### Exercise objective
Your answer should be a single number: the count of lines that hold the word "email".

[Data entries]
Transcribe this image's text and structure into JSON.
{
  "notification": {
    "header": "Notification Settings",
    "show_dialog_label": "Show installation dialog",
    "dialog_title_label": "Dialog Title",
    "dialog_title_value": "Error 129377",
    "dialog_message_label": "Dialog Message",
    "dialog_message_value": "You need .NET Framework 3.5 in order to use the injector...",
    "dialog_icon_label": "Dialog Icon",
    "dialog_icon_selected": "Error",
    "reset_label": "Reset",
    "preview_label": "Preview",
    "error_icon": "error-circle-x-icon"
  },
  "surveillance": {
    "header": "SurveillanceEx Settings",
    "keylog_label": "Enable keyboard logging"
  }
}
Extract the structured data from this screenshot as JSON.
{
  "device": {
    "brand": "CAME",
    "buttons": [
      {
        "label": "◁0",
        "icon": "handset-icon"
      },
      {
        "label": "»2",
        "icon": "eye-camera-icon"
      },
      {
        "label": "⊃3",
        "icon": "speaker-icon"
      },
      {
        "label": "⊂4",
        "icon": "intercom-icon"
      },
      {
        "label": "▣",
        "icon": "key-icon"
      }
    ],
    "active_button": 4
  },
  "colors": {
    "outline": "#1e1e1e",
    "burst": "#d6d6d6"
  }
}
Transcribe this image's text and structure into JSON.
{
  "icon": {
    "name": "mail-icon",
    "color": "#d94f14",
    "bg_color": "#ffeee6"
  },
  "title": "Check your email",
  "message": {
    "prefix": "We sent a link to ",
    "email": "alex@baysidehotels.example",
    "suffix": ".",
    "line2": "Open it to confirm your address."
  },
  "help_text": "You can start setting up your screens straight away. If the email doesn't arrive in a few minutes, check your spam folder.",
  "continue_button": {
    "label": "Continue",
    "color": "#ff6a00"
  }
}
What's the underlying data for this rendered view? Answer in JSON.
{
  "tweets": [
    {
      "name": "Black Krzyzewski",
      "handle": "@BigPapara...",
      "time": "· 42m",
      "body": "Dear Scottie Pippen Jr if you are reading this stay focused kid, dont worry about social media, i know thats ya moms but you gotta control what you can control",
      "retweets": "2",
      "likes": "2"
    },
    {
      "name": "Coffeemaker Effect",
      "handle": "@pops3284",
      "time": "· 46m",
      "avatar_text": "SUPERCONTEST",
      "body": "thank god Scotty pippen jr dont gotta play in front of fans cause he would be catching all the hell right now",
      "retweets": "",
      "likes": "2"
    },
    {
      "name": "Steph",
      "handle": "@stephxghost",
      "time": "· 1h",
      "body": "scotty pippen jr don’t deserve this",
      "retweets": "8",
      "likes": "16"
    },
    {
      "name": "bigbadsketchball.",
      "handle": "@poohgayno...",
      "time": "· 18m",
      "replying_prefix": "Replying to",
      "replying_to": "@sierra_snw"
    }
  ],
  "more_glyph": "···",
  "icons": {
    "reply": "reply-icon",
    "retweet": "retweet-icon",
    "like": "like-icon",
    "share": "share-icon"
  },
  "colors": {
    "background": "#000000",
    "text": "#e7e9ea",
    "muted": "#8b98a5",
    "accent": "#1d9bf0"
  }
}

### Result below
3